- _DIRECTIONS_
Filter the entries and keep only the lines where the string "covers" appears.

- _DATA SUPPLIED_
— Begin —

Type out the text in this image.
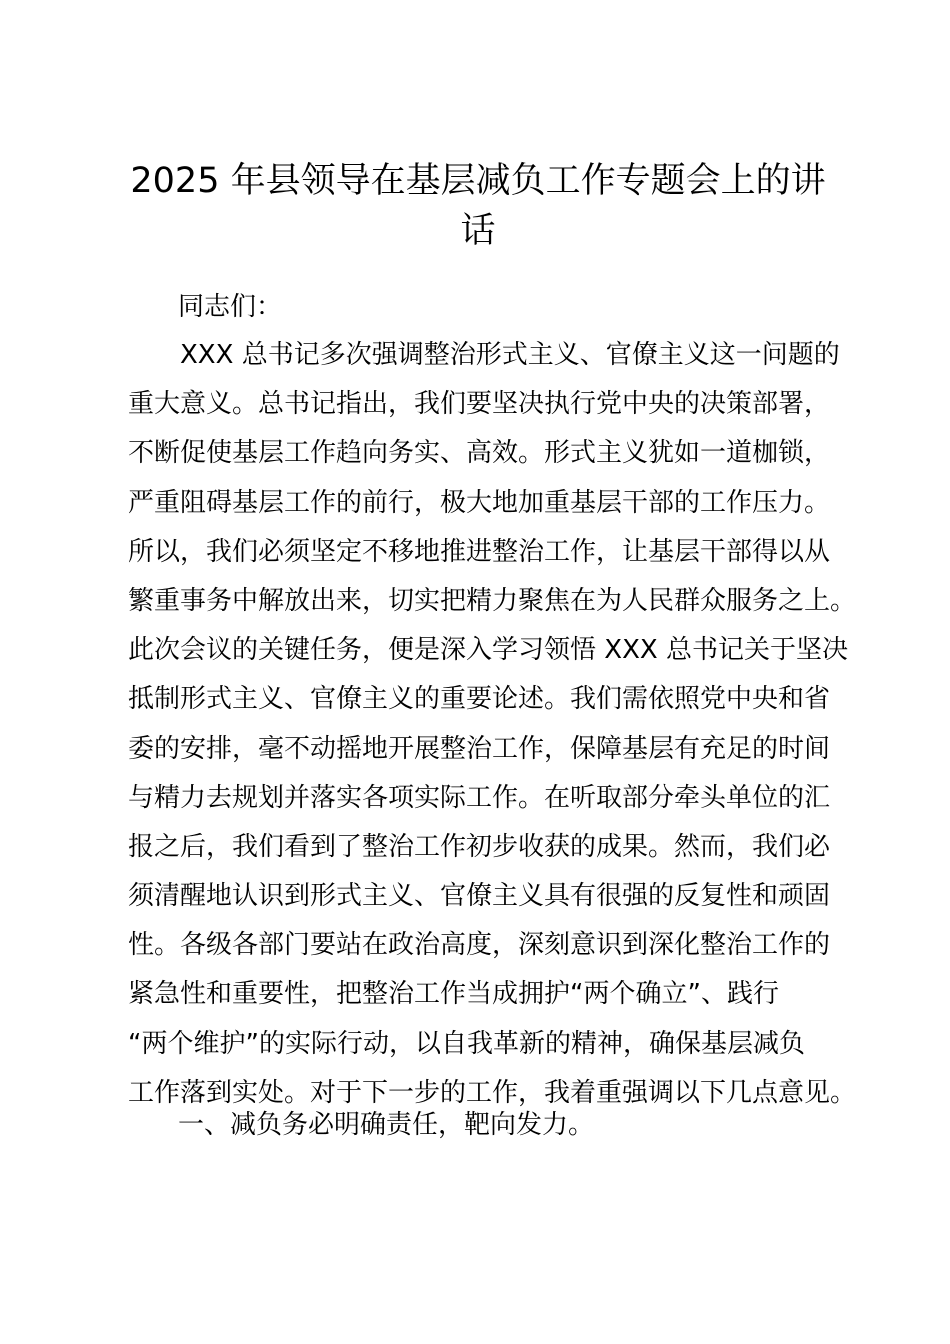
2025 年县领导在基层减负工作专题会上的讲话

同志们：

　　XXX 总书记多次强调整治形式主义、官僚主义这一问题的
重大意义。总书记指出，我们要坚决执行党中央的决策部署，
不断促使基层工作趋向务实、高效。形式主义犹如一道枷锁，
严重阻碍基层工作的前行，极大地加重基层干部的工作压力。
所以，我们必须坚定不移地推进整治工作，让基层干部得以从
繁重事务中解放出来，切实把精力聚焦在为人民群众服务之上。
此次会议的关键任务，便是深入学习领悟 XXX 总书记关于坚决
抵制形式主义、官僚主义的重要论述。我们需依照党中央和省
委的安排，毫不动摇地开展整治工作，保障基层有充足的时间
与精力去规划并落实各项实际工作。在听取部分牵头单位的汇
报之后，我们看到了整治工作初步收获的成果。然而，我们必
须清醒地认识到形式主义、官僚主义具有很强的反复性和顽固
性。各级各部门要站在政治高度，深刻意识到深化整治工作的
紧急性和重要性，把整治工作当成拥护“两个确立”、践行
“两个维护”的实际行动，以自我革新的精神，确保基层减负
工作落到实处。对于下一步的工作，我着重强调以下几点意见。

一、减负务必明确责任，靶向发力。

— End —
— Begin —

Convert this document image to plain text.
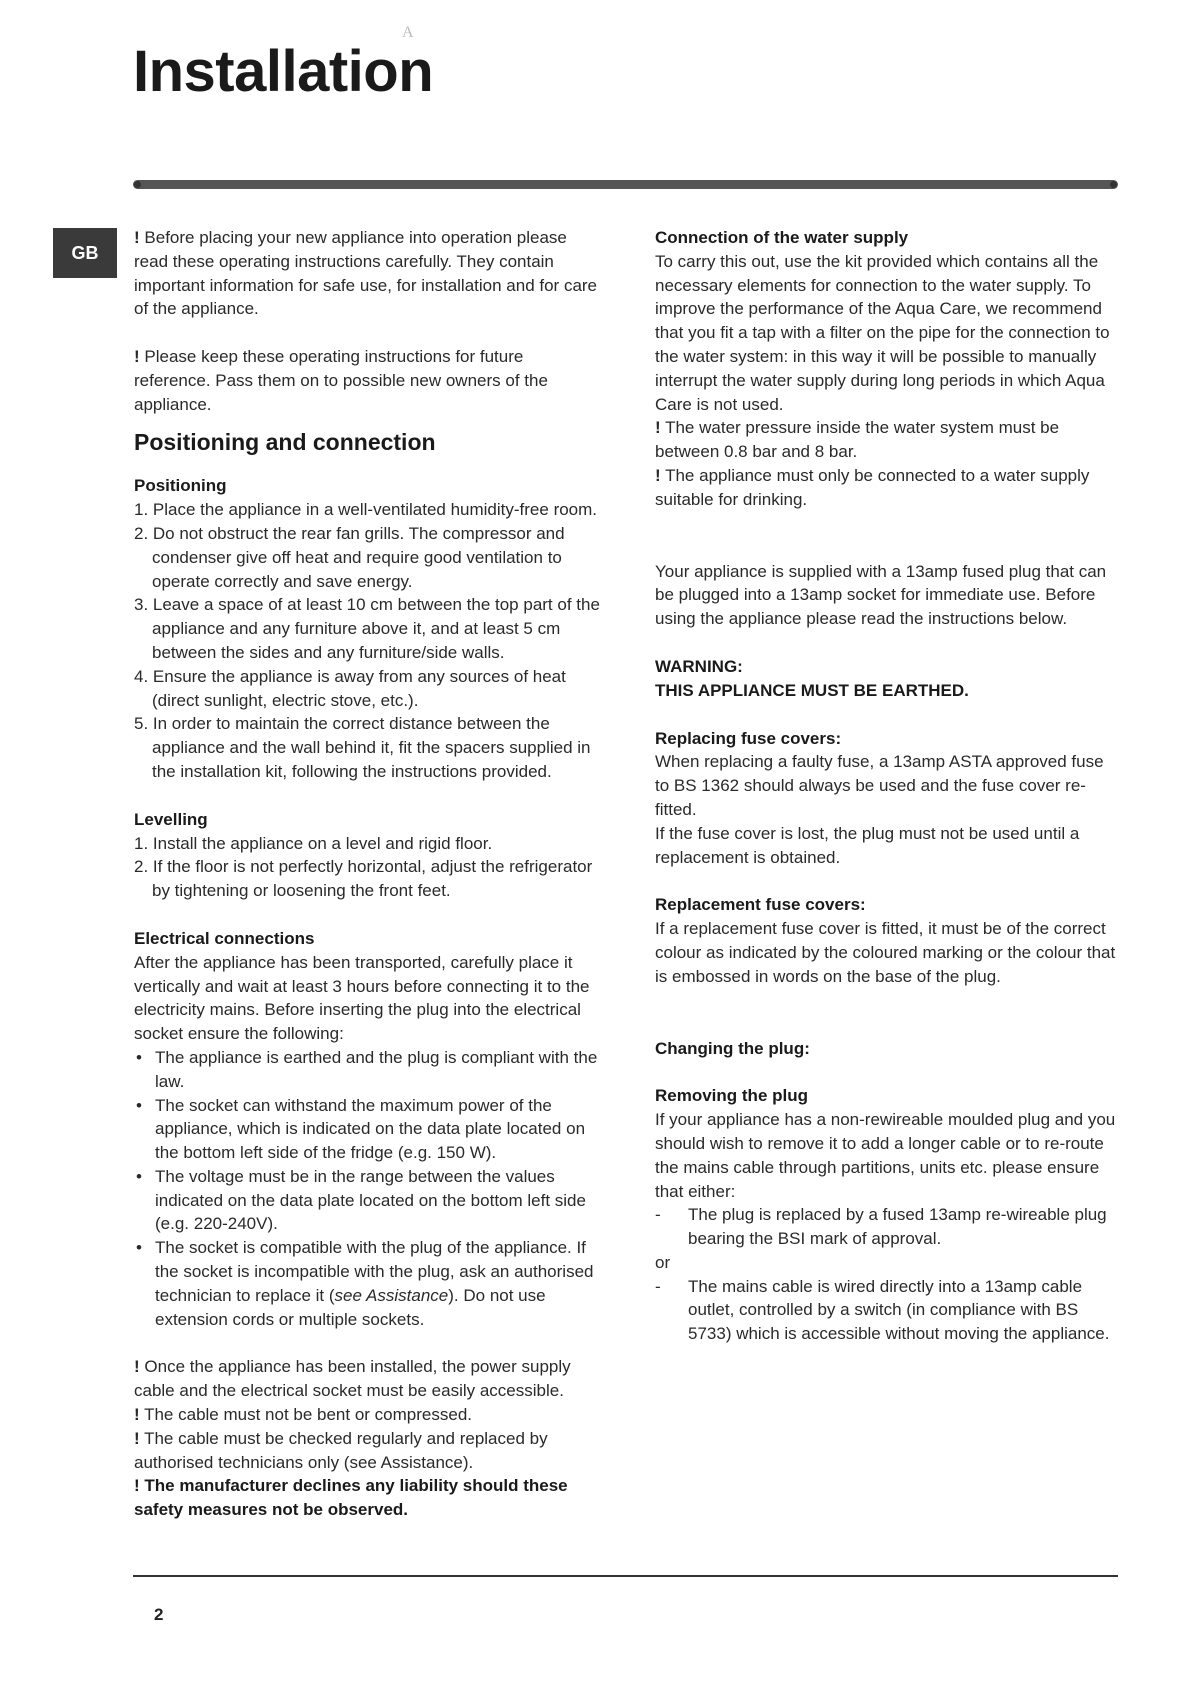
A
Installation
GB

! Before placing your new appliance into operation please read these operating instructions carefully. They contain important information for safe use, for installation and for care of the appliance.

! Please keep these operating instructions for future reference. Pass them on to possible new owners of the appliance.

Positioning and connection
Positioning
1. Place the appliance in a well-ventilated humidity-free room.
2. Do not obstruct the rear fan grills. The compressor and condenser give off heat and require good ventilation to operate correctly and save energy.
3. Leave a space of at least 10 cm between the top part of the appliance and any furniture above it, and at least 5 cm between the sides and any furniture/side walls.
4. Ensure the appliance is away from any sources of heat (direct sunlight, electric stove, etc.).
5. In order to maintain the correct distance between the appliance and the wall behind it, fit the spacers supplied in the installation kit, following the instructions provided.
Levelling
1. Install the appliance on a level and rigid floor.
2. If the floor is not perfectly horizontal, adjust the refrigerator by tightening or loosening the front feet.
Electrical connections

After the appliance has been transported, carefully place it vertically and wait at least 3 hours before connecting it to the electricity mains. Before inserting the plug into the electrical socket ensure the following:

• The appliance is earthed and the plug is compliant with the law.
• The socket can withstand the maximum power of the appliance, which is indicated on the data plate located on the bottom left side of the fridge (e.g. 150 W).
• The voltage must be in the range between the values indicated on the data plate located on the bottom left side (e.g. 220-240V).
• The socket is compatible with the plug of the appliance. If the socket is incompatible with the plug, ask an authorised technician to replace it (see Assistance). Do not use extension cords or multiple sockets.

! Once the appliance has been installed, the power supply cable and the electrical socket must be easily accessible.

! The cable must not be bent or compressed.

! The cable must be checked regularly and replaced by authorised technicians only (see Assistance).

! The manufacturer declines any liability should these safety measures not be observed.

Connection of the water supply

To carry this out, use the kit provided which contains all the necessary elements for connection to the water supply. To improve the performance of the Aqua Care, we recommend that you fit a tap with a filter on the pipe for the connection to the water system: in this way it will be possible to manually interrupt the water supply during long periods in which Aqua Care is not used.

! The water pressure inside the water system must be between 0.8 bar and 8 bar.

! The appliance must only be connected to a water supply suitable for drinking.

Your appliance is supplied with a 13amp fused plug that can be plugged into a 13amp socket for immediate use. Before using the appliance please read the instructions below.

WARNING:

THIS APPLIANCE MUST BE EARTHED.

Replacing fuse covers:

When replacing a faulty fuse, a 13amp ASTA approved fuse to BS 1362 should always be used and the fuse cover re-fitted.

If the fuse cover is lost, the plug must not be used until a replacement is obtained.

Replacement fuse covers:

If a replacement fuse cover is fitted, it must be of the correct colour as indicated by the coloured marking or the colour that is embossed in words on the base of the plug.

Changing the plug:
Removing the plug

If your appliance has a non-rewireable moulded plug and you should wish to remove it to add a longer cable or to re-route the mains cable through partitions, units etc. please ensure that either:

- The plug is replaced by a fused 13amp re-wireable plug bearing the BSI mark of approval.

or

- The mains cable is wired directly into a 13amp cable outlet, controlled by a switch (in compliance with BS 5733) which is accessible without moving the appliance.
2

— End —

- _ANSWER IN FULL_
Replacing fuse covers:
Replacement fuse covers:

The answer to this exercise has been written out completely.